[Bounding box annotations]
— start —

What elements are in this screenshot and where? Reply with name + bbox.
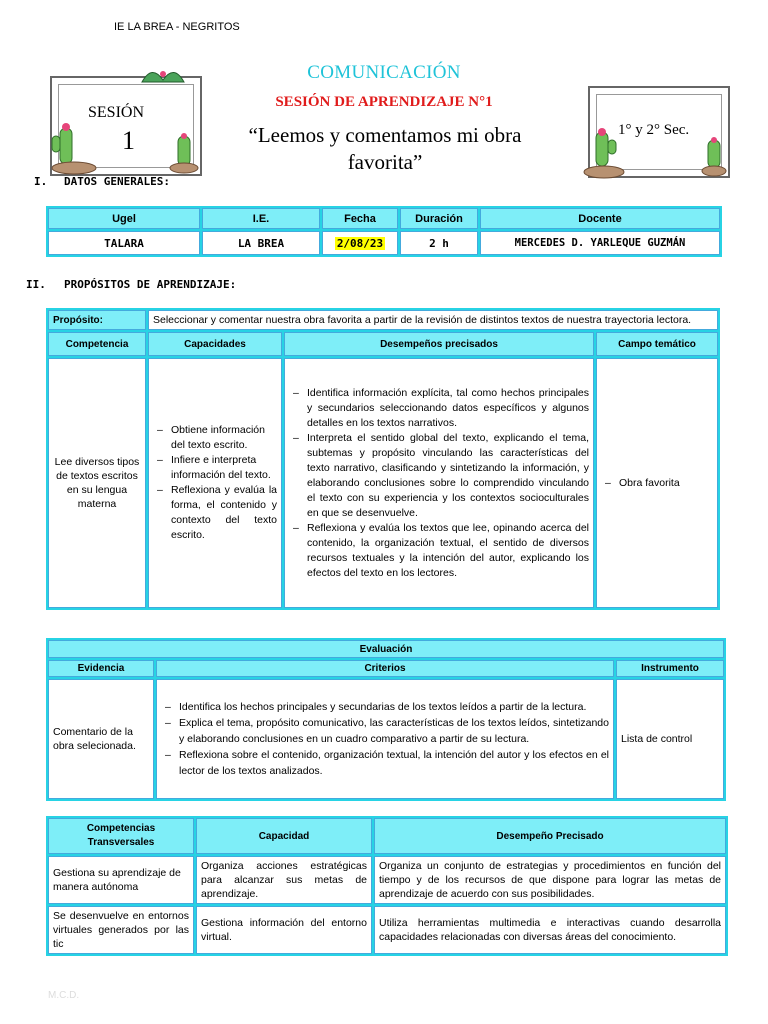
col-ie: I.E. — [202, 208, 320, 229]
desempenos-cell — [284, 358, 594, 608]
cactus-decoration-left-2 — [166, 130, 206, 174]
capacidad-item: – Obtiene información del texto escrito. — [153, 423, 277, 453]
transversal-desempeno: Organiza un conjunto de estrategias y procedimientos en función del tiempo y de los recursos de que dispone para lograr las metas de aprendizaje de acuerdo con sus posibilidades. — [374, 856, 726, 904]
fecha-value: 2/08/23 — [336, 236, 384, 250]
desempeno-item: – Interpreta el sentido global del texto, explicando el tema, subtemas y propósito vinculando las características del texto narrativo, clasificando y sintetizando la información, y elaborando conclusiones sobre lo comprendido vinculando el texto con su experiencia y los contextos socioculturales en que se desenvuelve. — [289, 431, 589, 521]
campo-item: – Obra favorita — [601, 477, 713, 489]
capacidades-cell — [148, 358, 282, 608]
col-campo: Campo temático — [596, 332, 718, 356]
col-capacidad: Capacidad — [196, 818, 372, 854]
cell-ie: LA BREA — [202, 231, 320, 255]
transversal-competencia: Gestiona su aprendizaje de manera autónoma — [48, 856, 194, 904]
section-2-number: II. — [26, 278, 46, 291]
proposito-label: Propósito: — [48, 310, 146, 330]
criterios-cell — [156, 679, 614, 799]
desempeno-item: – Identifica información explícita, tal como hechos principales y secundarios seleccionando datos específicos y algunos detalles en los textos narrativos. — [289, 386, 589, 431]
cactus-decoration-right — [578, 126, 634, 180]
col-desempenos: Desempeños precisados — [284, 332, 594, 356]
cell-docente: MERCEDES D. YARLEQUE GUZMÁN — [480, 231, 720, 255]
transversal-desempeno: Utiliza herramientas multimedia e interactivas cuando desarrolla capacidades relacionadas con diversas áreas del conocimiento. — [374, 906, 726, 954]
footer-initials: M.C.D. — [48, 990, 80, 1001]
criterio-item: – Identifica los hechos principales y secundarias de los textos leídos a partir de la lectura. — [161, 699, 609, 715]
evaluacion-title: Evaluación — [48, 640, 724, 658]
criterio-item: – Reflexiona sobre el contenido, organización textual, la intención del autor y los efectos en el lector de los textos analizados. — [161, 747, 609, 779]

— end —

WRITTEN INSTRUCTION: Copy out every line of the records above word for word, leaving out the picture.

SOLUTION TO THE PROBLEM:
What elements are in this screenshot and where? Reply with name + bbox.
col-ie: I.E. — [202, 208, 320, 229]
desempenos-cell — [284, 358, 594, 608]
cactus-decoration-left-2 — [166, 130, 206, 174]
capacidad-item: – Obtiene información del texto escrito. — [153, 423, 277, 453]
transversal-desempeno: Organiza un conjunto de estrategias y procedimientos en función del tiempo y de los recursos de que dispone para lograr las metas de aprendizaje de acuerdo con sus posibilidades. — [374, 856, 726, 904]
fecha-value: 2/08/23 — [336, 236, 384, 250]
desempeno-item: – Interpreta el sentido global del texto, explicando el tema, subtemas y propósito vinculando las características del texto narrativo, clasificando y sintetizando la información, y elaborando conclusiones sobre lo comprendido vinculando el texto con su experiencia y los contextos socioculturales en que se desenvuelve. — [289, 431, 589, 521]
campo-item: – Obra favorita — [601, 477, 713, 489]
capacidades-cell — [148, 358, 282, 608]
col-campo: Campo temático — [596, 332, 718, 356]
col-capacidad: Capacidad — [196, 818, 372, 854]
cell-ie: LA BREA — [202, 231, 320, 255]
transversal-competencia: Gestiona su aprendizaje de manera autónoma — [48, 856, 194, 904]
section-2-number: II. — [26, 278, 46, 291]
proposito-label: Propósito: — [48, 310, 146, 330]
criterios-cell — [156, 679, 614, 799]
desempeno-item: – Identifica información explícita, tal como hechos principales y secundarios seleccionando datos específicos y algunos detalles en los textos narrativos. — [289, 386, 589, 431]
cactus-decoration-right — [578, 126, 634, 180]
col-desempenos: Desempeños precisados — [284, 332, 594, 356]
cell-docente: MERCEDES D. YARLEQUE GUZMÁN — [480, 231, 720, 255]
transversal-desempeno: Utiliza herramientas multimedia e interactivas cuando desarrolla capacidades relacionadas con diversas áreas del conocimiento. — [374, 906, 726, 954]
footer-initials: M.C.D. — [48, 990, 80, 1001]
criterio-item: – Identifica los hechos principales y secundarias de los textos leídos a partir de la lectura. — [161, 699, 609, 715]
evaluacion-title: Evaluación — [48, 640, 724, 658]
criterio-item: – Reflexiona sobre el contenido, organización textual, la intención del autor y los efectos en el lector de los textos analizados. — [161, 747, 609, 779]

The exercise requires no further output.